WRITTEN TASK:
From the entries below, gather every line containing the string "times".

Data items:
● ● ●

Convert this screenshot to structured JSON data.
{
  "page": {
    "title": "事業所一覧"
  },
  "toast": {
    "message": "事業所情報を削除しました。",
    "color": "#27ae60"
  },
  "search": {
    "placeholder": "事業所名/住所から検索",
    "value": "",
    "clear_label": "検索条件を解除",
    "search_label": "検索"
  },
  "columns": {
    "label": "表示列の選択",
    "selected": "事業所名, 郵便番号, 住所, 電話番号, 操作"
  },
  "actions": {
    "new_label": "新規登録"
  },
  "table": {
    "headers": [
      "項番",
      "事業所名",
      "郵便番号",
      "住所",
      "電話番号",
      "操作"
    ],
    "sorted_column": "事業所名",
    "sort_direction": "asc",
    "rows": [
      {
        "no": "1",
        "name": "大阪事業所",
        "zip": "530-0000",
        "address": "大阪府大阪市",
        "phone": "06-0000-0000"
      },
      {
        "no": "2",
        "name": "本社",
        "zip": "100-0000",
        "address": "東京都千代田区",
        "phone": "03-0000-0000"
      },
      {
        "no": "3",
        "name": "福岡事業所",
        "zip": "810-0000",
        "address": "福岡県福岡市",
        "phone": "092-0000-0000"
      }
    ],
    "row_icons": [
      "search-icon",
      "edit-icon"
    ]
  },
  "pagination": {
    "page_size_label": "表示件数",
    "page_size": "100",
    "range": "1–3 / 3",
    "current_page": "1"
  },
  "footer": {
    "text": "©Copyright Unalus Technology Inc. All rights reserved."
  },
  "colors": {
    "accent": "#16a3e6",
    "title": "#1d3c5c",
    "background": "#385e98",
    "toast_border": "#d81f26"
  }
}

● ● ●

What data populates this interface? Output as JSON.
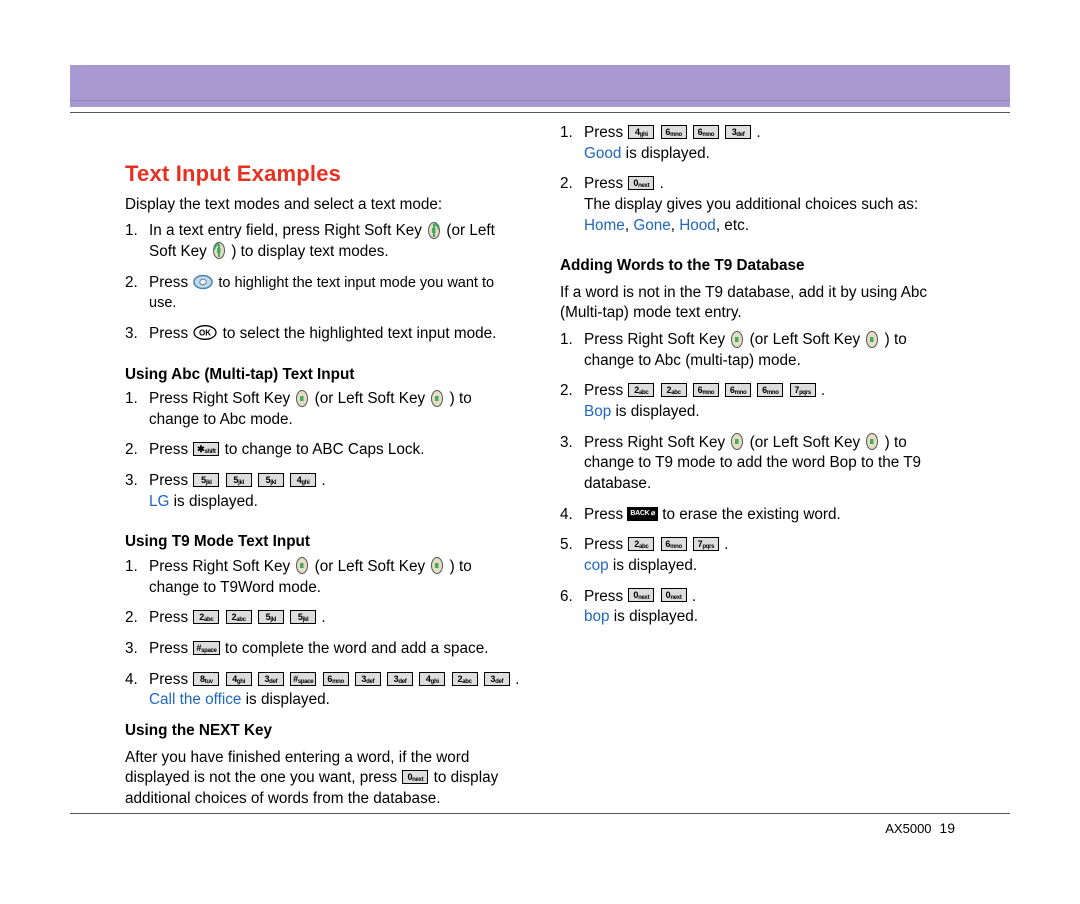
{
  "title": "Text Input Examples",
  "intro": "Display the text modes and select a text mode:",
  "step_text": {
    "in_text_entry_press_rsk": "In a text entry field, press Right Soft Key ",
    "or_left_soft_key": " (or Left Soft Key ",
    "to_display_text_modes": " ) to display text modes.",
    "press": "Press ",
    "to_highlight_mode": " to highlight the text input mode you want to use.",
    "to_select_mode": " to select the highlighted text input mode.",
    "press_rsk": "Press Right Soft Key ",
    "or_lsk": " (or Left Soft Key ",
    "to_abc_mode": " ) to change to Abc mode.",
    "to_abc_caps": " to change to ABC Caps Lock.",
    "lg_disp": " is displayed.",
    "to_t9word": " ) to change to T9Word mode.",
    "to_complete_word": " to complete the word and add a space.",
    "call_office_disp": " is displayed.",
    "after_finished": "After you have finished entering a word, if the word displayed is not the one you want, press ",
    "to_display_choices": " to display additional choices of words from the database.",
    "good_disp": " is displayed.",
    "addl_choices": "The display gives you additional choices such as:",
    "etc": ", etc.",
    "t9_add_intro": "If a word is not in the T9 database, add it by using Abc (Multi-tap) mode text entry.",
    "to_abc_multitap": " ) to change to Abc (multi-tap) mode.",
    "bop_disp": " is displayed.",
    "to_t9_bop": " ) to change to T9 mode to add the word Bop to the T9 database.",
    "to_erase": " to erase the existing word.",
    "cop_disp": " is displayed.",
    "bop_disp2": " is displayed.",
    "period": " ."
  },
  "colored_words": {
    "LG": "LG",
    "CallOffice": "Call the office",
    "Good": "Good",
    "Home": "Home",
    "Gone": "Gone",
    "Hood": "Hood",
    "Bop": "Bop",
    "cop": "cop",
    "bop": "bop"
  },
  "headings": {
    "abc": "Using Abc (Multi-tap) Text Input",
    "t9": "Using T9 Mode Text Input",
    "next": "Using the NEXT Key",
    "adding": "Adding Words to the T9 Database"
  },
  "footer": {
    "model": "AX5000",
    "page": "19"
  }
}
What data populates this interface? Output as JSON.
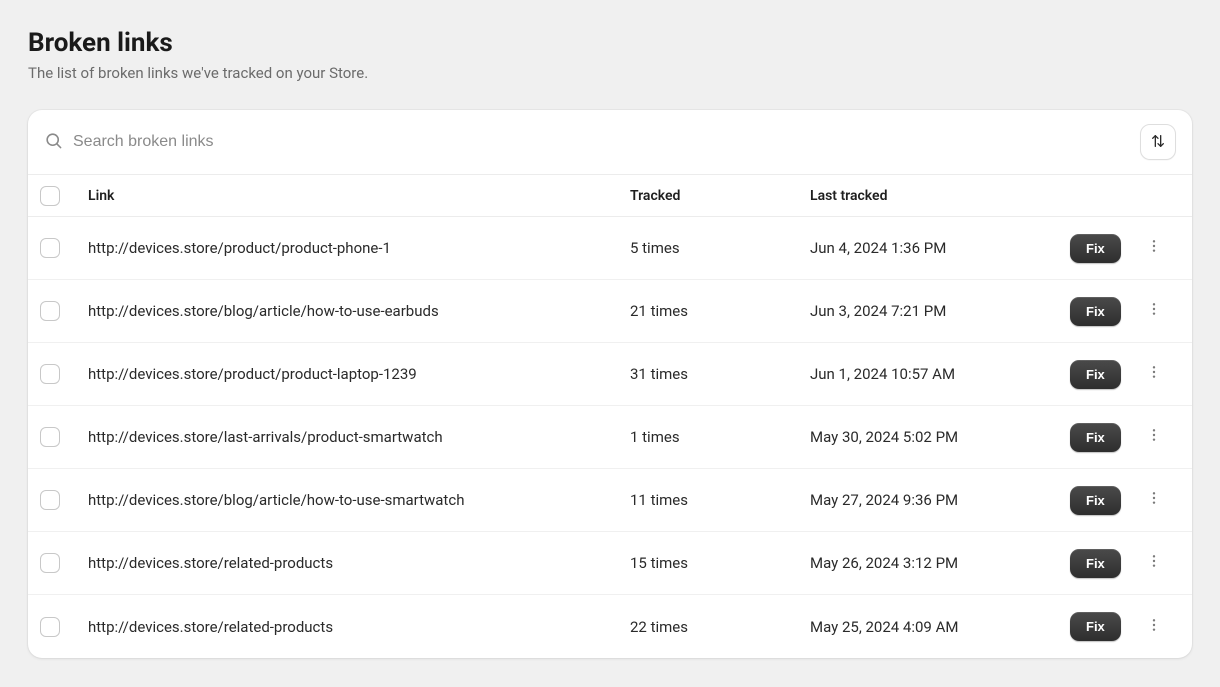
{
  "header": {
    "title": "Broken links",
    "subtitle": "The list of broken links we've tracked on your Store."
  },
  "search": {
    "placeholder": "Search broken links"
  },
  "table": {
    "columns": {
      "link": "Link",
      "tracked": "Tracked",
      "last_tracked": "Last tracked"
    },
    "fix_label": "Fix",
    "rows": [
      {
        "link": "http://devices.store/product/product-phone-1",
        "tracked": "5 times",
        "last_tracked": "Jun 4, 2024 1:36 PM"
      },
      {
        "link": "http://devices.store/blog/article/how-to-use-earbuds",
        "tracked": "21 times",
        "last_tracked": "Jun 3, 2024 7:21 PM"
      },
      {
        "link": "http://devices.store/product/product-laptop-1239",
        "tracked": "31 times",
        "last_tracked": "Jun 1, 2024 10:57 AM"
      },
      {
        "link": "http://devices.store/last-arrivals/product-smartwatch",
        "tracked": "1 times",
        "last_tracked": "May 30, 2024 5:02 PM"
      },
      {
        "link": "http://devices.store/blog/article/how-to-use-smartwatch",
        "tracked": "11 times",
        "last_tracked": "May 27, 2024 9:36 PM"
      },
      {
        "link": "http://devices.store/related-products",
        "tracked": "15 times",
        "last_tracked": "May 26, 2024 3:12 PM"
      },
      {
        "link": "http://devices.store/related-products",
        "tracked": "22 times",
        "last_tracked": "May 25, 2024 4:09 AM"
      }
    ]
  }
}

● ● ●

EXPECTED ANSWER:
        "tracked": "5 times",
        "tracked": "21 times",
        "tracked": "31 times",
        "tracked": "1 times",
        "tracked": "11 times",
        "tracked": "15 times",
        "tracked": "22 times",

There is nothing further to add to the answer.